◆ Exercise task
Reproduce the listing verbatim, starting at the line that contains "task-card[interactable]: Work For" and ending at the line that contains "bottom-navigation: Success Task", with both of those lines included.

[Dataset records]

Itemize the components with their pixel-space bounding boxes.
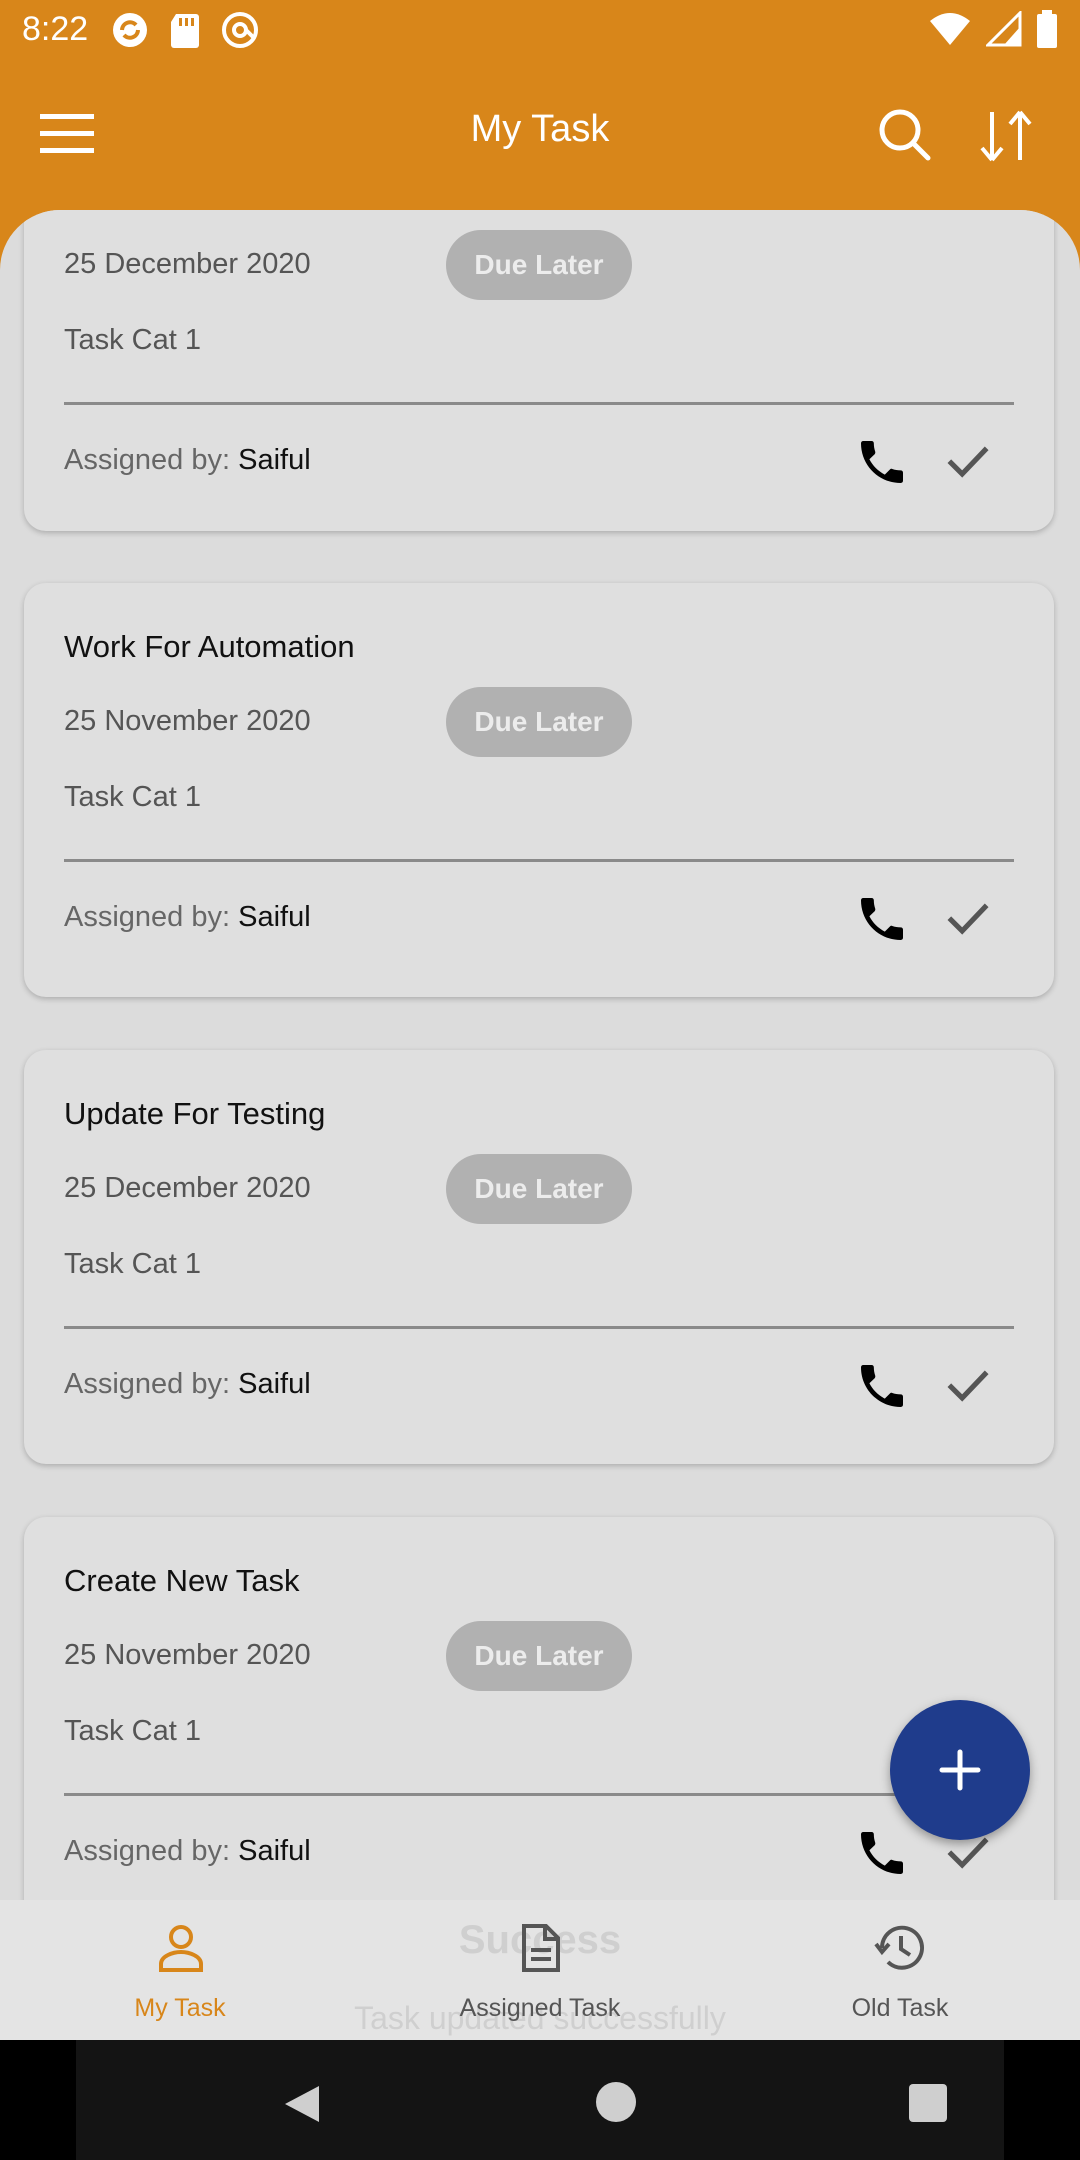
task-card[interactable]: Work For Automation 25 November 2020 Due… xyxy=(24,583,1054,997)
task-category: Task Cat 1 xyxy=(64,1248,201,1280)
back-icon[interactable] xyxy=(281,2082,325,2126)
plus-icon xyxy=(939,1749,981,1791)
phone-icon[interactable] xyxy=(854,434,910,490)
assigned-by-label: Assigned by: xyxy=(64,901,239,933)
status-badge: Due Later xyxy=(446,1621,632,1691)
phone-icon[interactable] xyxy=(854,1358,910,1414)
check-icon[interactable] xyxy=(940,432,996,488)
sd-card-icon xyxy=(171,14,199,48)
signal-icon xyxy=(986,11,1022,47)
task-category: Task Cat 1 xyxy=(64,781,201,813)
check-icon[interactable] xyxy=(940,889,996,945)
system-navigation-bar xyxy=(0,2040,1080,2160)
task-date: 25 December 2020 xyxy=(64,1172,311,1204)
history-icon xyxy=(874,1925,924,1970)
status-time: 8:22 xyxy=(22,10,89,48)
task-title: Work For Automation xyxy=(64,629,355,664)
assigned-by-name: Saiful xyxy=(238,444,311,476)
system-status-icons xyxy=(928,10,1058,48)
assigned-by: Assigned by: Saiful xyxy=(64,444,311,477)
system-nav-inner xyxy=(76,2040,1004,2160)
home-icon[interactable] xyxy=(596,2082,636,2122)
battery-icon xyxy=(1037,10,1057,48)
nav-label: Old Task xyxy=(851,1994,949,2022)
assigned-by: Assigned by: Saiful xyxy=(64,901,311,934)
sync-app-icon xyxy=(113,13,147,47)
at-sign-icon xyxy=(222,12,258,48)
assigned-by-label: Assigned by: xyxy=(64,444,239,476)
divider xyxy=(64,859,1014,862)
nav-my-task[interactable]: My Task xyxy=(0,1900,360,2040)
assigned-by-label: Assigned by: xyxy=(64,1368,239,1400)
document-icon xyxy=(522,1924,560,1972)
divider xyxy=(64,1793,1014,1796)
nav-old-task[interactable]: Old Task xyxy=(720,1900,1080,2040)
assigned-by-label: Assigned by: xyxy=(64,1835,239,1867)
add-task-button[interactable] xyxy=(890,1700,1030,1840)
task-date: 25 November 2020 xyxy=(64,705,311,737)
nav-label: Assigned Task xyxy=(459,1994,621,2022)
bottom-navigation: Success Task updated successfully My Tas… xyxy=(0,1900,1080,2040)
status-badge: Due Later xyxy=(446,1154,632,1224)
wifi-icon xyxy=(930,13,970,45)
task-category: Task Cat 1 xyxy=(64,1715,201,1747)
task-date: 25 December 2020 xyxy=(64,248,311,280)
task-title: Update For Testing xyxy=(64,1096,326,1131)
divider xyxy=(64,402,1014,405)
assigned-by: Assigned by: Saiful xyxy=(64,1368,311,1401)
status-badge: Due Later xyxy=(446,687,632,757)
nav-label: My Task xyxy=(134,1994,226,2022)
check-icon[interactable] xyxy=(940,1356,996,1412)
phone-icon[interactable] xyxy=(854,1825,910,1881)
divider xyxy=(64,1326,1014,1329)
notification-icons xyxy=(110,10,260,50)
status-badge: Due Later xyxy=(446,230,632,300)
task-card[interactable]: Create New Task 25 November 2020 Due Lat… xyxy=(24,1517,1054,1900)
task-title: Create New Task xyxy=(64,1563,300,1598)
sort-icon[interactable] xyxy=(976,106,1036,166)
task-card[interactable]: 25 December 2020 Due Later Task Cat 1 As… xyxy=(24,210,1054,531)
assigned-by-name: Saiful xyxy=(238,1835,311,1867)
task-list[interactable]: 25 December 2020 Due Later Task Cat 1 As… xyxy=(0,210,1080,1900)
assigned-by: Assigned by: Saiful xyxy=(64,1835,311,1868)
recent-apps-icon[interactable] xyxy=(909,2084,947,2122)
phone-icon[interactable] xyxy=(854,891,910,947)
assigned-by-name: Saiful xyxy=(238,901,311,933)
task-date: 25 November 2020 xyxy=(64,1639,311,1671)
task-card[interactable]: Update For Testing 25 December 2020 Due … xyxy=(24,1050,1054,1464)
search-icon[interactable] xyxy=(876,106,932,162)
person-icon xyxy=(159,1925,203,1972)
nav-assigned-task[interactable]: Assigned Task xyxy=(360,1900,720,2040)
assigned-by-name: Saiful xyxy=(238,1368,311,1400)
task-category: Task Cat 1 xyxy=(64,324,201,356)
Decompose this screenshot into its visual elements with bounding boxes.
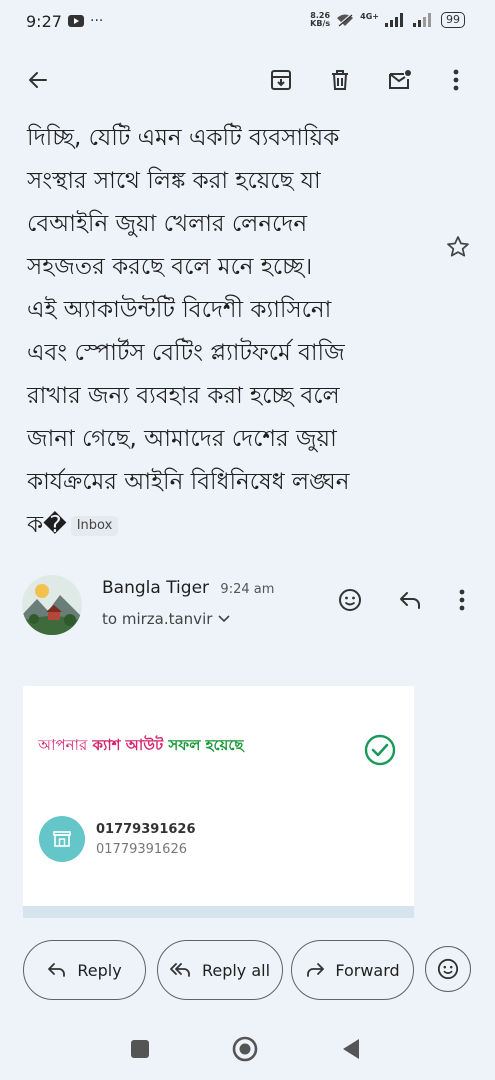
status-bar: 9:27 ··· 8.26 KB/s 4G+ 99	[0, 0, 495, 46]
arrow-back-icon	[29, 72, 47, 88]
headline-part-3: সফল হয়েছে	[168, 736, 244, 754]
status-right: 8.26 KB/s 4G+ 99	[310, 12, 465, 28]
check-circle-icon	[364, 734, 396, 766]
reply-icon	[400, 592, 420, 609]
cashout-headline: আপনার ক্যাশ আউট সফল হয়েছে	[38, 734, 244, 759]
network-type: 4G+	[360, 12, 379, 21]
headline-part-2: ক্যাশ আউট	[92, 736, 164, 754]
forward-label: Forward	[335, 960, 400, 980]
emoji-icon	[339, 589, 361, 611]
reply-all-button[interactable]: Reply all	[157, 940, 283, 1000]
account-number-primary: 01779391626	[96, 822, 196, 837]
reply-all-label: Reply all	[201, 960, 271, 980]
signal-icon	[385, 13, 403, 27]
sender-avatar[interactable]	[22, 575, 82, 635]
mark-unread-icon	[389, 70, 411, 89]
merchant-avatar	[39, 816, 85, 862]
reply-all-icon	[170, 963, 190, 977]
reply-button[interactable]: Reply	[23, 940, 146, 1000]
archive-button[interactable]	[267, 66, 295, 94]
body-line: সহজতর করছে বলে মনে হচ্ছে।	[27, 254, 313, 280]
sender-header: Bangla Tiger 9:24 am to mirza.tanvir	[22, 572, 482, 642]
body-line: সংস্থার সাথে লিঙ্ক করা হয়েছে যা	[27, 168, 321, 194]
forward-icon	[307, 963, 325, 977]
more-options-button[interactable]	[442, 66, 470, 94]
body-line: রাখার জন্য ব্যবহার করা হচ্ছে বলে	[27, 383, 340, 409]
back-button[interactable]	[24, 66, 52, 94]
body-line: এই অ্যাকাউন্টটি বিদেশী ক্যাসিনো	[27, 297, 332, 323]
card-footer-strip	[23, 906, 414, 918]
headline-part-1: আপনার	[38, 736, 88, 754]
mark-unread-button[interactable]	[386, 66, 414, 94]
more-vert-icon	[453, 69, 459, 91]
net-speed: 8.26 KB/s	[310, 12, 330, 28]
signal-2-icon	[413, 13, 431, 27]
landscape-avatar-icon	[22, 575, 82, 635]
system-back-button[interactable]	[340, 1037, 362, 1061]
archive-icon	[271, 70, 291, 90]
body-line: কার্যক্রমের আইনি বিধিনিষেধ লঙ্ঘন	[27, 469, 350, 495]
email-content-card: আপনার ক্যাশ আউট সফল হয়েছে 01779391626 0…	[23, 686, 414, 918]
more-vert-icon	[459, 589, 465, 611]
system-nav-bar	[0, 1020, 495, 1080]
trash-icon	[332, 70, 348, 90]
reply-icon-button[interactable]	[396, 586, 424, 614]
reply-label: Reply	[77, 960, 122, 980]
notification-icons: ···	[68, 13, 103, 29]
battery-indicator: 99	[441, 12, 465, 28]
body-line: জানা গেছে, আমাদের দেশের জুয়া	[27, 426, 337, 452]
body-line: দিচ্ছি, যেটি এমন একটি ব্যবসায়িক	[27, 125, 340, 151]
body-line-text: ক�	[27, 512, 67, 538]
store-icon	[53, 831, 71, 847]
more-notifications-icon: ···	[90, 13, 104, 29]
react-emoji-button[interactable]	[425, 946, 471, 992]
star-icon	[447, 236, 469, 257]
body-line: বেআইনি জুয়া খেলার লেনদেন	[27, 211, 308, 237]
recents-button[interactable]	[131, 1040, 149, 1058]
status-time: 9:27	[26, 12, 62, 31]
sender-name[interactable]: Bangla Tiger	[102, 578, 209, 598]
email-toolbar	[0, 52, 495, 110]
no-wifi-icon	[337, 13, 354, 27]
delete-button[interactable]	[326, 66, 354, 94]
recipient-line: to mirza.tanvir	[102, 610, 213, 628]
message-more-button[interactable]	[448, 586, 476, 614]
star-button[interactable]	[445, 234, 473, 262]
recipient-details-toggle[interactable]: to mirza.tanvir	[102, 610, 230, 628]
email-body-snippet: দিচ্ছি, যেটি এমন একটি ব্যবসায়িক সংস্থার…	[27, 117, 447, 547]
sent-time: 9:24 am	[220, 582, 275, 597]
net-speed-unit: KB/s	[310, 19, 331, 28]
sender-name-row: Bangla Tiger 9:24 am	[102, 578, 274, 598]
home-button[interactable]	[232, 1036, 258, 1062]
body-line: এবং স্পোর্টস বেটিং প্ল্যাটফর্মে বাজি	[27, 340, 345, 366]
emoji-icon	[437, 958, 459, 980]
reply-icon	[48, 963, 66, 977]
add-reaction-button[interactable]	[336, 586, 364, 614]
account-number-secondary: 01779391626	[96, 842, 187, 857]
youtube-icon	[68, 15, 84, 27]
body-last-line: ক� Inbox	[27, 504, 447, 547]
forward-button[interactable]: Forward	[291, 940, 414, 1000]
chevron-down-icon	[218, 615, 230, 623]
inbox-label-chip[interactable]: Inbox	[70, 515, 119, 536]
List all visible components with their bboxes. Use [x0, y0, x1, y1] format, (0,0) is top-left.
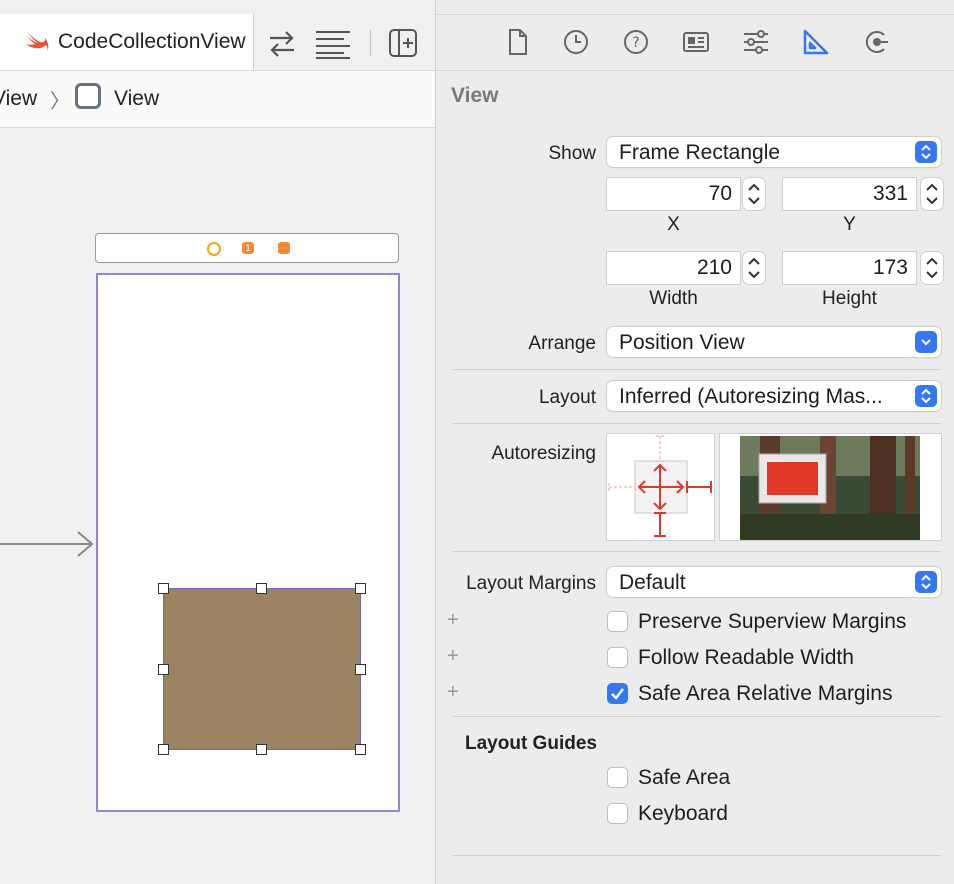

◆ Answer to the task
task-card[interactable]: Work For Automation 25 November 2020 Due… xyxy=(24,583,1054,997)
task-category: Task Cat 1 xyxy=(64,1248,201,1280)
back-icon[interactable] xyxy=(281,2082,325,2126)
plus-icon xyxy=(939,1749,981,1791)
phone-icon[interactable] xyxy=(854,434,910,490)
assigned-by-label: Assigned by: xyxy=(64,901,239,933)
status-badge: Due Later xyxy=(446,1621,632,1691)
phone-icon[interactable] xyxy=(854,1358,910,1414)
check-icon[interactable] xyxy=(940,432,996,488)
sd-card-icon xyxy=(171,14,199,48)
signal-icon xyxy=(986,11,1022,47)
task-category: Task Cat 1 xyxy=(64,781,201,813)
check-icon[interactable] xyxy=(940,889,996,945)
system-navigation-bar xyxy=(0,2040,1080,2160)
task-date: 25 December 2020 xyxy=(64,1172,311,1204)
history-icon xyxy=(874,1925,924,1970)
status-time: 8:22 xyxy=(22,10,89,48)
task-title: Work For Automation xyxy=(64,629,355,664)
assigned-by-name: Saiful xyxy=(238,444,311,476)
system-status-icons xyxy=(928,10,1058,48)
assigned-by: Assigned by: Saiful xyxy=(64,444,311,477)
system-nav-inner xyxy=(76,2040,1004,2160)
home-icon[interactable] xyxy=(596,2082,636,2122)
battery-icon xyxy=(1037,10,1057,48)
nav-label: Old Task xyxy=(851,1994,949,2022)
assigned-by: Assigned by: Saiful xyxy=(64,901,311,934)
sync-app-icon xyxy=(113,13,147,47)
at-sign-icon xyxy=(222,12,258,48)
assigned-by-label: Assigned by: xyxy=(64,444,239,476)
divider xyxy=(64,859,1014,862)
nav-my-task[interactable]: My Task xyxy=(0,1900,360,2040)
assigned-by-label: Assigned by: xyxy=(64,1368,239,1400)
document-icon xyxy=(522,1924,560,1972)
divider xyxy=(64,1793,1014,1796)
nav-old-task[interactable]: Old Task xyxy=(720,1900,1080,2040)
assigned-by-label: Assigned by: xyxy=(64,1835,239,1867)
add-task-button[interactable] xyxy=(890,1700,1030,1840)
task-date: 25 November 2020 xyxy=(64,705,311,737)
nav-label: Assigned Task xyxy=(459,1994,621,2022)
bottom-navigation: Success Task updated successfully My Tas… xyxy=(0,1900,1080,2040)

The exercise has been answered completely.